=== Work item ===
Your answer should be the lines of the listing that contain the word "this".

_ _ _ _ _ _ _

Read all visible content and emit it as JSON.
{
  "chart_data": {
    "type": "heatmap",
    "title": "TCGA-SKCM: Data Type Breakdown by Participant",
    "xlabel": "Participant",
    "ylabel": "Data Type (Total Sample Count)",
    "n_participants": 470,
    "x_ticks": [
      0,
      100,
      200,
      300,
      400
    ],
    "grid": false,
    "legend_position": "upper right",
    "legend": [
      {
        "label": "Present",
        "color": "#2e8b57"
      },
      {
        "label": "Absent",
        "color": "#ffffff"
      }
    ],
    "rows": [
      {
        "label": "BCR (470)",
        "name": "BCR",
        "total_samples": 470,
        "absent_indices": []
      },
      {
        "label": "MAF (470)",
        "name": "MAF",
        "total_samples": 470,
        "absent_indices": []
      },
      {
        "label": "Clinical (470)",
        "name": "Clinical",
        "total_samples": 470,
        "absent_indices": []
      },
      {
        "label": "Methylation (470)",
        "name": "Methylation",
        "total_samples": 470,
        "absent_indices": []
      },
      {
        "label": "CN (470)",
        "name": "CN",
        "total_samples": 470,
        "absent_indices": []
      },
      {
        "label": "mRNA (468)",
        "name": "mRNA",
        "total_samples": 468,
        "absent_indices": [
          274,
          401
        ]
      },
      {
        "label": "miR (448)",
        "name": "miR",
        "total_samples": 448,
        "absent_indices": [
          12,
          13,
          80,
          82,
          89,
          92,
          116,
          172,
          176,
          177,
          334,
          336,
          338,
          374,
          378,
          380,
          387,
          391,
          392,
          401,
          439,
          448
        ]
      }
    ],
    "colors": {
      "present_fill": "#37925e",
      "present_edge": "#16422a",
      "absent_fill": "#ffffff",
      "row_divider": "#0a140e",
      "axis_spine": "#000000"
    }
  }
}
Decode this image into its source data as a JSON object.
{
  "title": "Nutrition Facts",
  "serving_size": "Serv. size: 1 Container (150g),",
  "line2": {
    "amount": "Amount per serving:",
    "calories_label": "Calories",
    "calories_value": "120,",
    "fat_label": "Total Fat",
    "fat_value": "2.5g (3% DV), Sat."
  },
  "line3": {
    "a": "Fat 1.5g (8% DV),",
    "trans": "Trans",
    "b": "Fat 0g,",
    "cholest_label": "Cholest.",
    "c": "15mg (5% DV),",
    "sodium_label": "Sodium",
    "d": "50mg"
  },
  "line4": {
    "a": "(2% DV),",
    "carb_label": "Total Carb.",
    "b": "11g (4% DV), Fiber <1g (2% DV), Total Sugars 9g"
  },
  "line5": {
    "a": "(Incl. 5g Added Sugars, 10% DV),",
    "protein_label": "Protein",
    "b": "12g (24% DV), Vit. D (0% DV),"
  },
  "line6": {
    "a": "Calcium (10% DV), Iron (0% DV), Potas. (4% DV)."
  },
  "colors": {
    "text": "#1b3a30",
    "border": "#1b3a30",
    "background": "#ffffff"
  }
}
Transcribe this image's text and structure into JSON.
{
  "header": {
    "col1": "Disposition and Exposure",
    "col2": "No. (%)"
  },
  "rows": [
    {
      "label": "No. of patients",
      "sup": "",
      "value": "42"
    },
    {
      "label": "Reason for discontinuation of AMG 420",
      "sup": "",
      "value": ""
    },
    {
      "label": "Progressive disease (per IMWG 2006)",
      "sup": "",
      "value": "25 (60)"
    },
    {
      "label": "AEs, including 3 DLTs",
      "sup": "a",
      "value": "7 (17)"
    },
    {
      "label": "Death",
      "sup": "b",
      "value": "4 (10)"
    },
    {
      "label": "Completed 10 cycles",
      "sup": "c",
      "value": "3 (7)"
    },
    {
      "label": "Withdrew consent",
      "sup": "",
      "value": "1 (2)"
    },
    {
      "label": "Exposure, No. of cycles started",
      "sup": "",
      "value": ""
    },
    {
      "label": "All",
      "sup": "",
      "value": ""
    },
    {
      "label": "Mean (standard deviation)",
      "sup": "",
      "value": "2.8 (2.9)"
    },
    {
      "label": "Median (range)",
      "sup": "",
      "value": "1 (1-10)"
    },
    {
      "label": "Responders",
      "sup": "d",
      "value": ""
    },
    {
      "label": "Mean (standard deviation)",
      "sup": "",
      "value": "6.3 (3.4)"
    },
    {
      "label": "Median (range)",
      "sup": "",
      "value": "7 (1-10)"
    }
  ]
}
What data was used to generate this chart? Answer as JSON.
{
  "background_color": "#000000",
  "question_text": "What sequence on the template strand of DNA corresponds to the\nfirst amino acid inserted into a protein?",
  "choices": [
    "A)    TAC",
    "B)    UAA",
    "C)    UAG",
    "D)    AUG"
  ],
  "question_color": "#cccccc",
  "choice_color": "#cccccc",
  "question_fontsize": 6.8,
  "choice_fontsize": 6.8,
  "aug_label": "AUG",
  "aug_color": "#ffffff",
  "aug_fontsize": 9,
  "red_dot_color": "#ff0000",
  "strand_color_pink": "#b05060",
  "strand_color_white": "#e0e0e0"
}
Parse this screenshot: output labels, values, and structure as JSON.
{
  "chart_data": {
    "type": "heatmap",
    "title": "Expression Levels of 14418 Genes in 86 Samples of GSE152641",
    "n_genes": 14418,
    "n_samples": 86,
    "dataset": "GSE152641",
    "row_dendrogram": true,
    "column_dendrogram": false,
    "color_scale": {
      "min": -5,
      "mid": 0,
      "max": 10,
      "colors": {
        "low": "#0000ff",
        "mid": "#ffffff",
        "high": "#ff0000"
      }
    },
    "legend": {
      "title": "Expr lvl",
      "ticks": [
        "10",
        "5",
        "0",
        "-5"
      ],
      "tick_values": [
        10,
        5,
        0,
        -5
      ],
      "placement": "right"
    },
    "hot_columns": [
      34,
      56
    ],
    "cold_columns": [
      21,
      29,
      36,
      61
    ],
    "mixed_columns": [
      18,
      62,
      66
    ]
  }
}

_ _ _ _ _ _ _

=== Exercise answer ===
Decode this image into its source data as a JSON object.
Transcribe this image's text and structure into JSON.
What data was used to generate this chart? Answer as JSON.
Parse this screenshot: output labels, values, and structure as JSON.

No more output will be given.